→ **The data**:
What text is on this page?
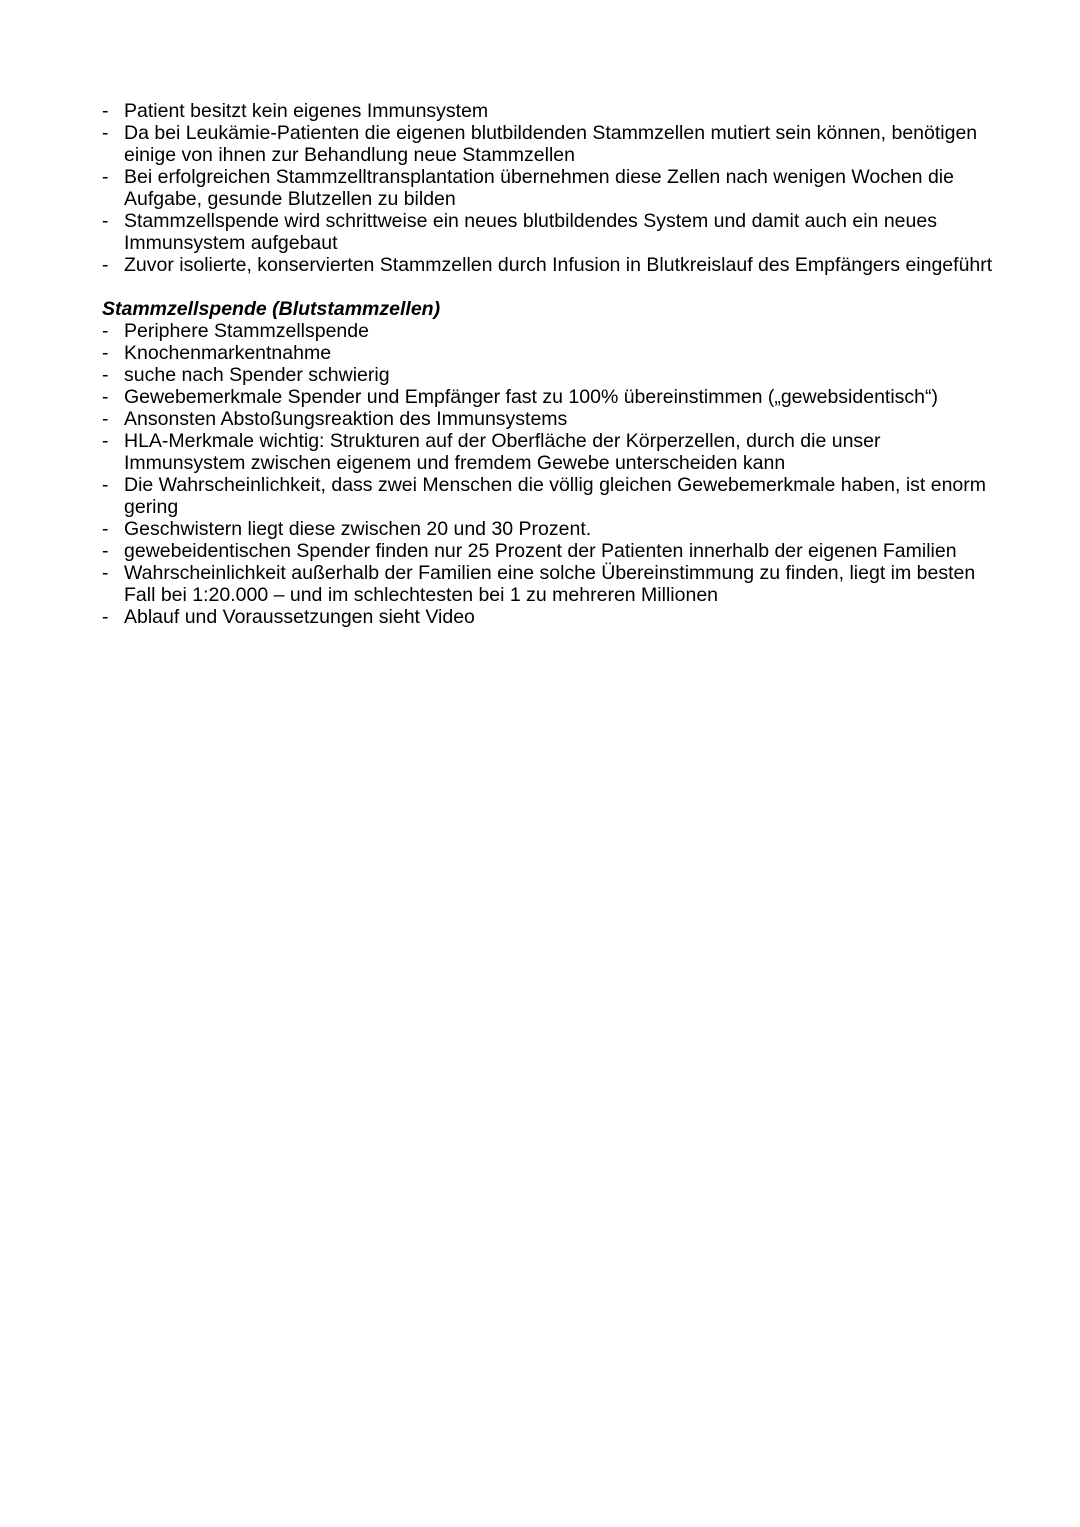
- Patient besitzt kein eigenes Immunsystem
- Da bei Leukämie-Patienten die eigenen blutbildenden Stammzellen mutiert sein können, benötigen einige von ihnen zur Behandlung neue Stammzellen
- Bei erfolgreichen Stammzelltransplantation übernehmen diese Zellen nach wenigen Wochen die Aufgabe, gesunde Blutzellen zu bilden
- Stammzellspende wird schrittweise ein neues blutbildendes System und damit auch ein neues Immunsystem aufgebaut
- Zuvor isolierte, konservierten Stammzellen durch Infusion in Blutkreislauf des Empfängers eingeführt
Stammzellspende (Blutstammzellen)
- Periphere Stammzellspende
- Knochenmarkentnahme
- suche nach Spender schwierig
- Gewebemerkmale Spender und Empfänger fast zu 100% übereinstimmen („gewebsidentisch“)
- Ansonsten Abstoßungsreaktion des Immunsystems
- HLA-Merkmale wichtig: Strukturen auf der Oberfläche der Körperzellen, durch die unser Immunsystem zwischen eigenem und fremdem Gewebe unterscheiden kann
- Die Wahrscheinlichkeit, dass zwei Menschen die völlig gleichen Gewebemerkmale haben, ist enorm gering
- Geschwistern liegt diese zwischen 20 und 30 Prozent.
- gewebeidentischen Spender finden nur 25 Prozent der Patienten innerhalb der eigenen Familien
- Wahrscheinlichkeit außerhalb der Familien eine solche Übereinstimmung zu finden, liegt im besten Fall bei 1:20.000 – und im schlechtesten bei 1 zu mehreren Millionen
- Ablauf und Voraussetzungen sieht Video
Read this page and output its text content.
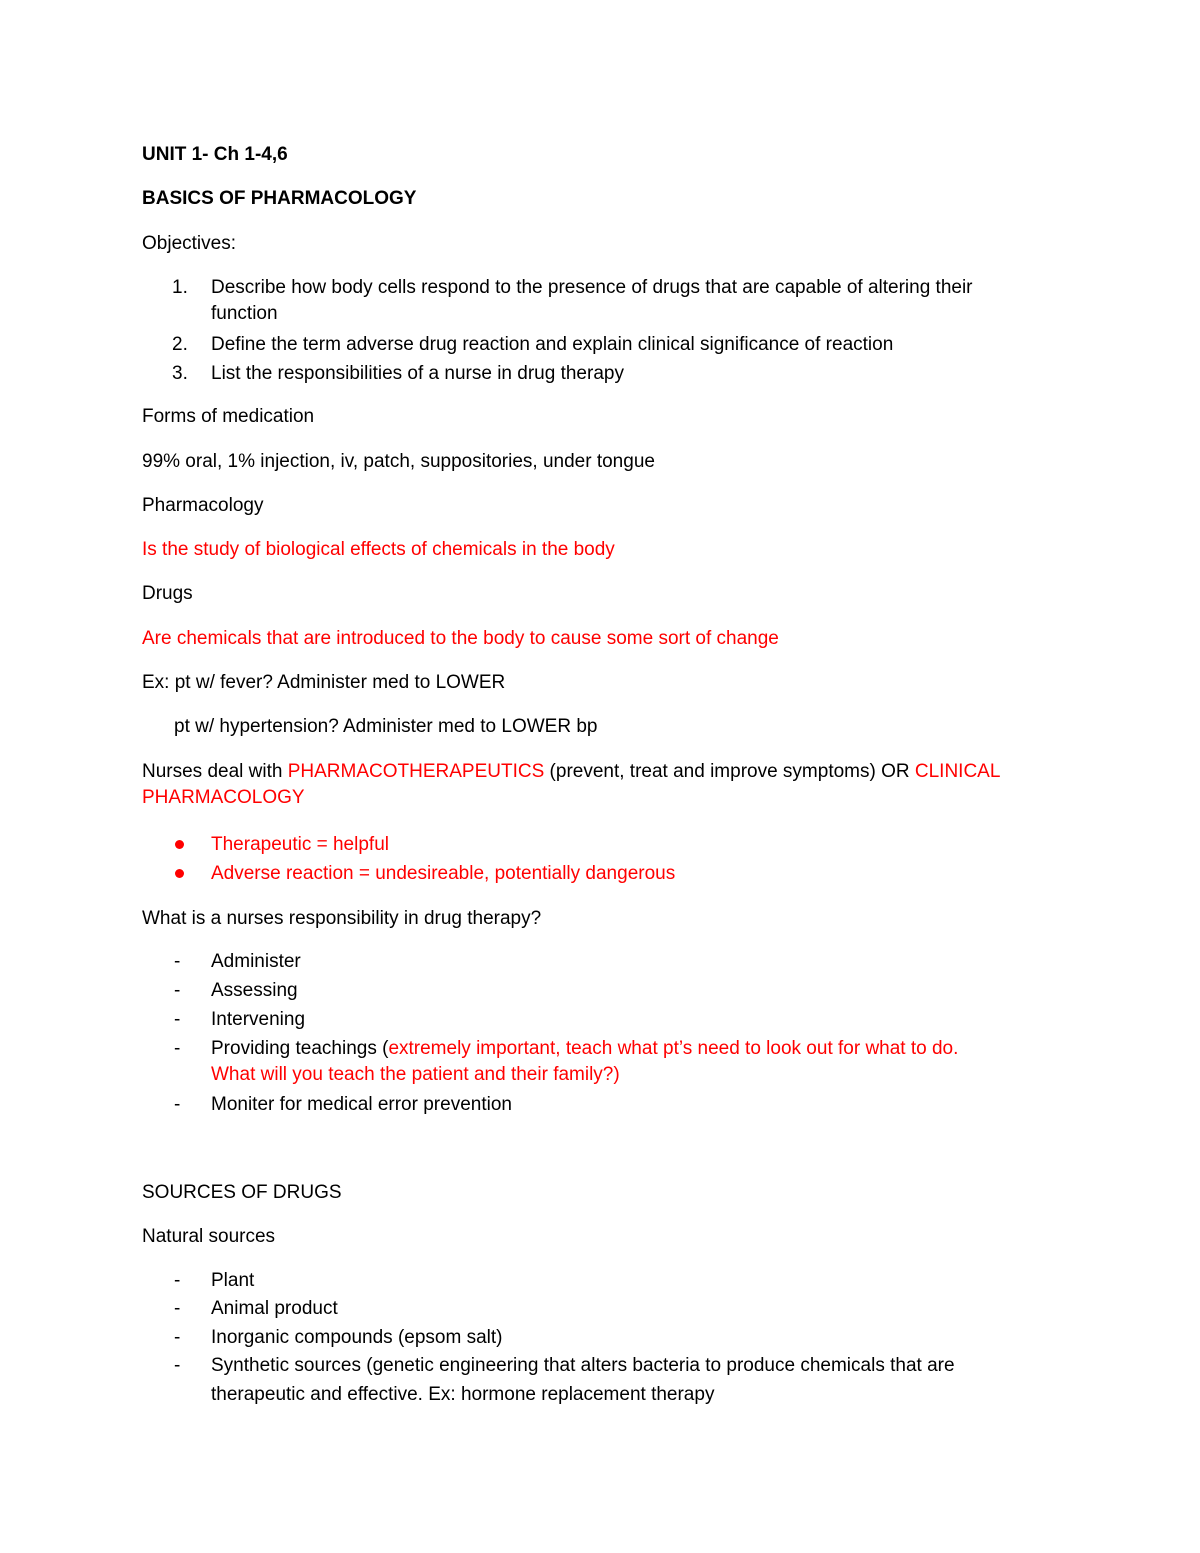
UNIT 1- Ch 1-4,6
BASICS OF PHARMACOLOGY
Objectives:
1. Describe how body cells respond to the presence of drugs that are capable of altering their
function
2. Define the term adverse drug reaction and explain clinical significance of reaction
3. List the responsibilities of a nurse in drug therapy
Forms of medication
99% oral, 1% injection, iv, patch, suppositories, under tongue
Pharmacology
Is the study of biological effects of chemicals in the body
Drugs
Are chemicals that are introduced to the body to cause some sort of change
Ex: pt w/ fever? Administer med to LOWER
pt w/ hypertension? Administer med to LOWER bp
Nurses deal with PHARMACOTHERAPEUTICS (prevent, treat and improve symptoms) OR CLINICAL
PHARMACOLOGY
Therapeutic = helpful
Adverse reaction = undesireable, potentially dangerous
What is a nurses responsibility in drug therapy?
- Administer
- Assessing
- Intervening
- Providing teachings (extremely important, teach what pt’s need to look out for what to do.
What will you teach the patient and their family?)
- Moniter for medical error prevention
SOURCES OF DRUGS
Natural sources
- Plant
- Animal product
- Inorganic compounds (epsom salt)
- Synthetic sources (genetic engineering that alters bacteria to produce chemicals that are
therapeutic and effective. Ex: hormone replacement therapy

→ **Work order**: Among the lines of the data above, find those with the word "Prozent" and show them.

→ **Written solution**:
- Geschwistern liegt diese zwischen 20 und 30 Prozent.
- gewebeidentischen Spender finden nur 25 Prozent der Patienten innerhalb der eigenen Familien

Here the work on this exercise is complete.